Determine the number of lines in the data that include the word "public", and write only that number.

----- Data provided

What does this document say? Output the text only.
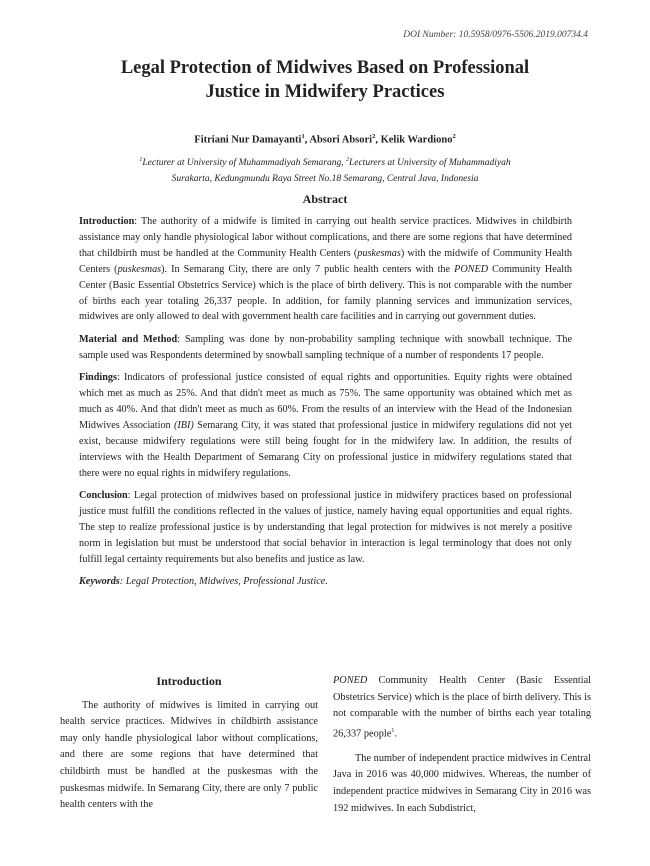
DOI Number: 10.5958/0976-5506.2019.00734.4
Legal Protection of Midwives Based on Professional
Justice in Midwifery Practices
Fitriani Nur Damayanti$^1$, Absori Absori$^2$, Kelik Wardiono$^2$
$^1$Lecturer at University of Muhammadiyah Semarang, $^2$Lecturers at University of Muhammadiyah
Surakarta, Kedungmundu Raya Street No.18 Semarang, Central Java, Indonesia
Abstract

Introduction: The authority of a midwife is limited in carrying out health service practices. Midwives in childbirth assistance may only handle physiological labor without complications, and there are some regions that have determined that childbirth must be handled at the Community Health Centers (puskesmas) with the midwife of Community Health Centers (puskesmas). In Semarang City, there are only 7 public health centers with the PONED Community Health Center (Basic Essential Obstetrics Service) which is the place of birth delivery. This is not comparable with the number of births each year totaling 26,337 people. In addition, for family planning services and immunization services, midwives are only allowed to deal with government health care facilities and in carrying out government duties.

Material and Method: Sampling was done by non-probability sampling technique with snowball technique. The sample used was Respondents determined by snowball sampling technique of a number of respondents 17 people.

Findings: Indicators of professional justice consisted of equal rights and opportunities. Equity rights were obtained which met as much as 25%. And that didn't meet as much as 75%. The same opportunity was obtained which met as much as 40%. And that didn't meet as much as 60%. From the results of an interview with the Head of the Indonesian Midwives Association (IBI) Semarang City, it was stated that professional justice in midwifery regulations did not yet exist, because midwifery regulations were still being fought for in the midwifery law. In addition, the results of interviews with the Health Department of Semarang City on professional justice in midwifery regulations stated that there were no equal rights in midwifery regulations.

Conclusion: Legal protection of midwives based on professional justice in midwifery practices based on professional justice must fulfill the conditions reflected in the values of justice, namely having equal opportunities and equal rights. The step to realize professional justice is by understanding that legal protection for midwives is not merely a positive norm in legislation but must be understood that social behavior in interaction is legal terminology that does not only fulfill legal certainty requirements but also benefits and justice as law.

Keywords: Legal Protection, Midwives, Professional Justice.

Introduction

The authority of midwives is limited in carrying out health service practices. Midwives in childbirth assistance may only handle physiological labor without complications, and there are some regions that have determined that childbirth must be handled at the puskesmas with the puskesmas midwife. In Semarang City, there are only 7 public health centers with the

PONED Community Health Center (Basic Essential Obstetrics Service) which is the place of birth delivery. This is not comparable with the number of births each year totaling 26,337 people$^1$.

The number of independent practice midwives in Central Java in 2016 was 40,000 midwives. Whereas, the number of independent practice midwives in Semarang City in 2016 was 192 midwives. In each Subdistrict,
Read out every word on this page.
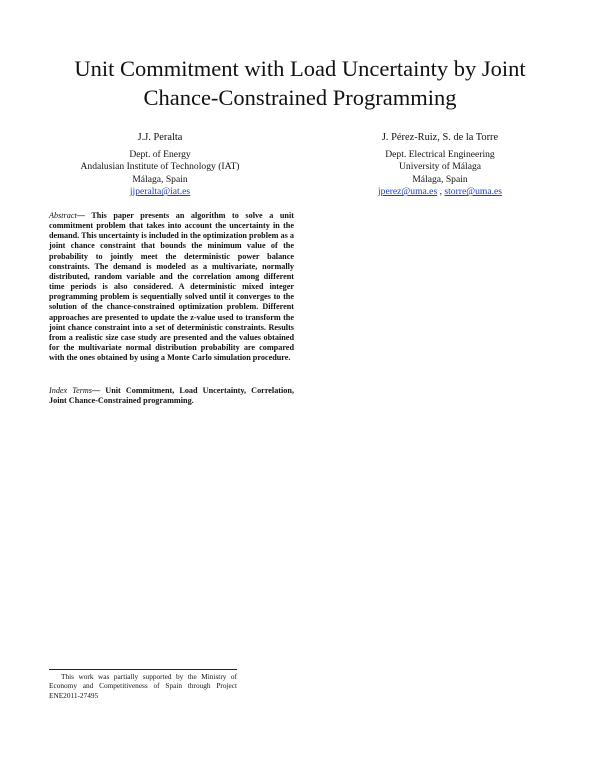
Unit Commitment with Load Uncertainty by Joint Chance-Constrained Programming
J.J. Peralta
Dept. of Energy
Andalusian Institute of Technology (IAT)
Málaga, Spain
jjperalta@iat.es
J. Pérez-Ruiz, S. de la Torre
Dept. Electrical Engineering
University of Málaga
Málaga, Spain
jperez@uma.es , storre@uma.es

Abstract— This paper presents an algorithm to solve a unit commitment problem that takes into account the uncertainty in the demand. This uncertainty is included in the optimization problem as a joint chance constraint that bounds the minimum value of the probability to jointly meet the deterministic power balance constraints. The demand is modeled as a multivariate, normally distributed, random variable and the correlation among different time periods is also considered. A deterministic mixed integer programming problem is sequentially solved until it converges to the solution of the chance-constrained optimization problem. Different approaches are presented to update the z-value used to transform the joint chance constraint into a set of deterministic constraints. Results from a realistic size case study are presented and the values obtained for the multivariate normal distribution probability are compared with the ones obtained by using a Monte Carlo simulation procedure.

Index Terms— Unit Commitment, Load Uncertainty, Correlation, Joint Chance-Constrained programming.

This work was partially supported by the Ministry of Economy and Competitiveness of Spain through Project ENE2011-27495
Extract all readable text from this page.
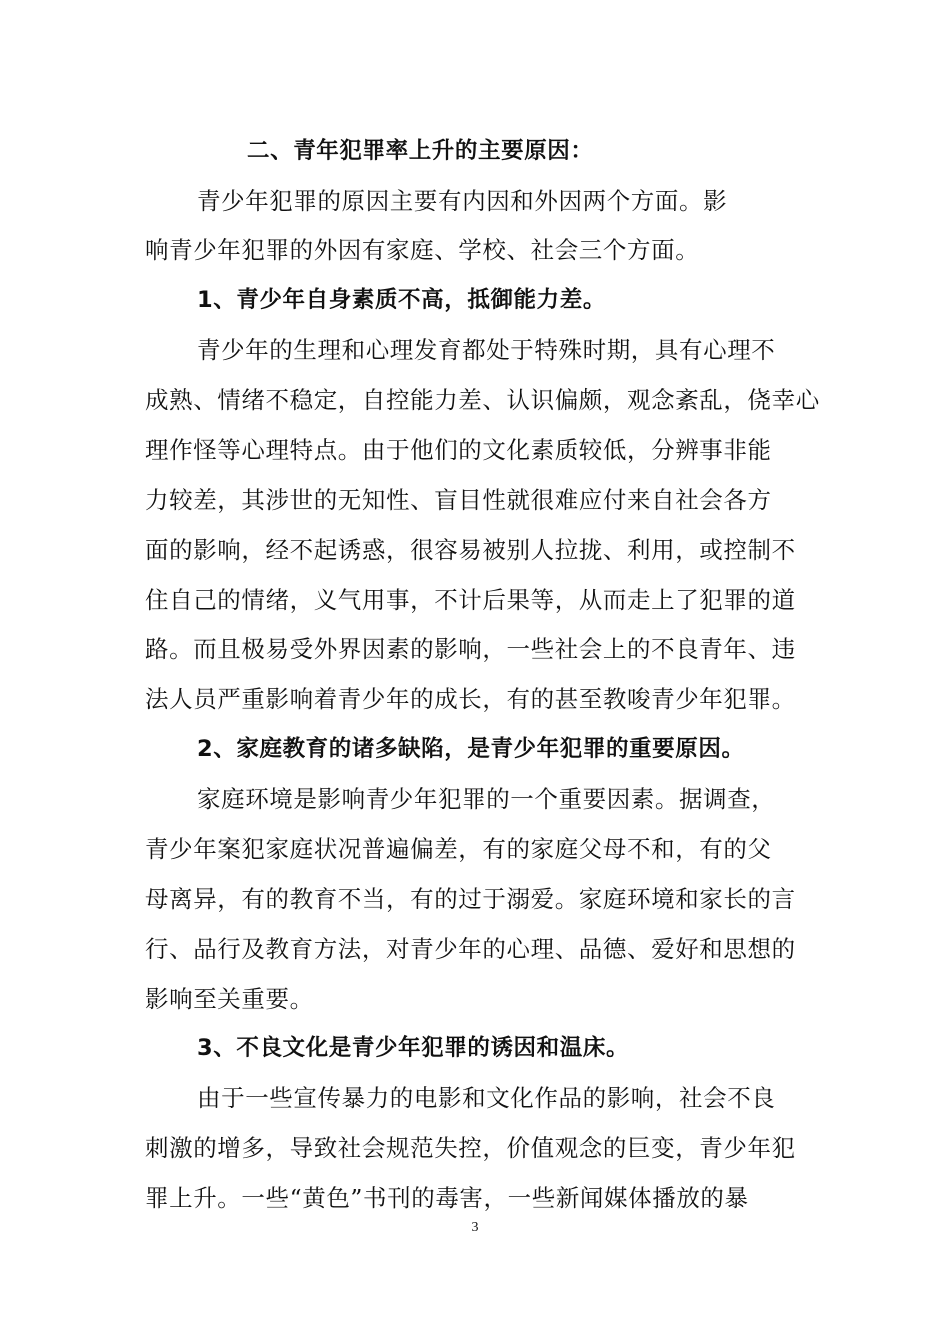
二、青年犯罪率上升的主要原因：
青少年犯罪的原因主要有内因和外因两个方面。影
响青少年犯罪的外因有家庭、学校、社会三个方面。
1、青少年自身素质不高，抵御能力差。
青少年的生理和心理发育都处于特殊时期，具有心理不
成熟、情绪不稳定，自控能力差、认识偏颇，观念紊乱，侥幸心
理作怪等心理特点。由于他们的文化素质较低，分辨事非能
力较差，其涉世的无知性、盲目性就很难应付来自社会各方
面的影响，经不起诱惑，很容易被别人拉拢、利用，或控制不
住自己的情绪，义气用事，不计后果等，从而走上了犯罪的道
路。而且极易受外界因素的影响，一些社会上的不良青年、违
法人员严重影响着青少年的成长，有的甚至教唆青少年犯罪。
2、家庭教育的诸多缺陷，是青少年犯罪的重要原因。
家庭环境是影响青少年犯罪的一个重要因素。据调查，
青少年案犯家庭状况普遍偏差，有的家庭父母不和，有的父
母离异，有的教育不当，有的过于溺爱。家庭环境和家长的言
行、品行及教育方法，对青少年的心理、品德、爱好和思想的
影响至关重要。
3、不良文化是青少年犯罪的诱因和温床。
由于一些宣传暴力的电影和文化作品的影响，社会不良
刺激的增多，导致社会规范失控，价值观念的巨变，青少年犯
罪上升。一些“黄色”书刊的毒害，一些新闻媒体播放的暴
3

----------
----- Data provided

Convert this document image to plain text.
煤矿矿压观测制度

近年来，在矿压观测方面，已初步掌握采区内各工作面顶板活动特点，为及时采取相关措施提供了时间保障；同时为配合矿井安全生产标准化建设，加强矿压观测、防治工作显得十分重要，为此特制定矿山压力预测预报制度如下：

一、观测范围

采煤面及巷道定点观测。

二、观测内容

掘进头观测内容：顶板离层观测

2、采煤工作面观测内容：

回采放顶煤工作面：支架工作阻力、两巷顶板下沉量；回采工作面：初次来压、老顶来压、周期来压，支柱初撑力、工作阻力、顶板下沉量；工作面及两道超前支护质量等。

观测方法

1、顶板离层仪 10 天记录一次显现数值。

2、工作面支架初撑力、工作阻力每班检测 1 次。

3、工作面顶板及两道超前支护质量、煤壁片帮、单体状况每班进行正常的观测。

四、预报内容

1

----------

## Problem solution:
2